◆ Task description: Exact reproduction of the data is required, with images excluded.

◆ Data lines:
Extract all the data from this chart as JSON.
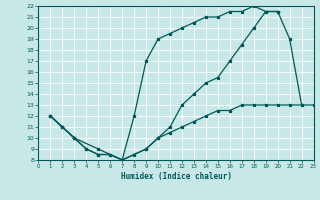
{
  "bg_color": "#c8e8e8",
  "grid_color": "#ffffff",
  "line_color": "#005858",
  "xlabel": "Humidex (Indice chaleur)",
  "xlim": [
    0,
    23
  ],
  "ylim": [
    8,
    22
  ],
  "xtick_vals": [
    0,
    1,
    2,
    3,
    4,
    5,
    6,
    7,
    8,
    9,
    10,
    11,
    12,
    13,
    14,
    15,
    16,
    17,
    18,
    19,
    20,
    21,
    22,
    23
  ],
  "ytick_vals": [
    8,
    9,
    10,
    11,
    12,
    13,
    14,
    15,
    16,
    17,
    18,
    19,
    20,
    21,
    22
  ],
  "curve1_x": [
    1,
    2,
    3,
    4,
    5,
    6,
    7,
    8,
    9,
    10,
    11,
    12,
    13,
    14,
    15,
    16,
    17,
    18,
    19,
    20
  ],
  "curve1_y": [
    12,
    11,
    10,
    9,
    8.5,
    8.5,
    8,
    12,
    17,
    19,
    19.5,
    20,
    20.5,
    21,
    21,
    21.5,
    21.5,
    22,
    21.5,
    21.5
  ],
  "curve2_x": [
    1,
    2,
    3,
    5,
    7,
    9,
    10,
    11,
    12,
    13,
    14,
    15,
    16,
    17,
    18,
    19,
    20,
    21,
    22
  ],
  "curve2_y": [
    12,
    11,
    10,
    9,
    8,
    9,
    10,
    11,
    13,
    14,
    15,
    15.5,
    17,
    18.5,
    20,
    21.5,
    21.5,
    19,
    13
  ],
  "curve3_x": [
    1,
    2,
    3,
    4,
    5,
    6,
    7,
    8,
    9,
    10,
    11,
    12,
    13,
    14,
    15,
    16,
    17,
    18,
    19,
    20,
    21,
    22,
    23
  ],
  "curve3_y": [
    12,
    11,
    10,
    9,
    8.5,
    8.5,
    8,
    8.5,
    9,
    10,
    10.5,
    11,
    11.5,
    12,
    12.5,
    12.5,
    13,
    13,
    13,
    13,
    13,
    13,
    13
  ]
}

◆ Answer to the exercise:
Extract all the data from this chart as JSON.
{
  "bg_color": "#c8e8e8",
  "grid_color": "#ffffff",
  "line_color": "#005858",
  "xlabel": "Humidex (Indice chaleur)",
  "xlim": [
    0,
    23
  ],
  "ylim": [
    8,
    22
  ],
  "xtick_vals": [
    0,
    1,
    2,
    3,
    4,
    5,
    6,
    7,
    8,
    9,
    10,
    11,
    12,
    13,
    14,
    15,
    16,
    17,
    18,
    19,
    20,
    21,
    22,
    23
  ],
  "ytick_vals": [
    8,
    9,
    10,
    11,
    12,
    13,
    14,
    15,
    16,
    17,
    18,
    19,
    20,
    21,
    22
  ],
  "curve1_x": [
    1,
    2,
    3,
    4,
    5,
    6,
    7,
    8,
    9,
    10,
    11,
    12,
    13,
    14,
    15,
    16,
    17,
    18,
    19,
    20
  ],
  "curve1_y": [
    12,
    11,
    10,
    9,
    8.5,
    8.5,
    8,
    12,
    17,
    19,
    19.5,
    20,
    20.5,
    21,
    21,
    21.5,
    21.5,
    22,
    21.5,
    21.5
  ],
  "curve2_x": [
    1,
    2,
    3,
    5,
    7,
    9,
    10,
    11,
    12,
    13,
    14,
    15,
    16,
    17,
    18,
    19,
    20,
    21,
    22
  ],
  "curve2_y": [
    12,
    11,
    10,
    9,
    8,
    9,
    10,
    11,
    13,
    14,
    15,
    15.5,
    17,
    18.5,
    20,
    21.5,
    21.5,
    19,
    13
  ],
  "curve3_x": [
    1,
    2,
    3,
    4,
    5,
    6,
    7,
    8,
    9,
    10,
    11,
    12,
    13,
    14,
    15,
    16,
    17,
    18,
    19,
    20,
    21,
    22,
    23
  ],
  "curve3_y": [
    12,
    11,
    10,
    9,
    8.5,
    8.5,
    8,
    8.5,
    9,
    10,
    10.5,
    11,
    11.5,
    12,
    12.5,
    12.5,
    13,
    13,
    13,
    13,
    13,
    13,
    13
  ]
}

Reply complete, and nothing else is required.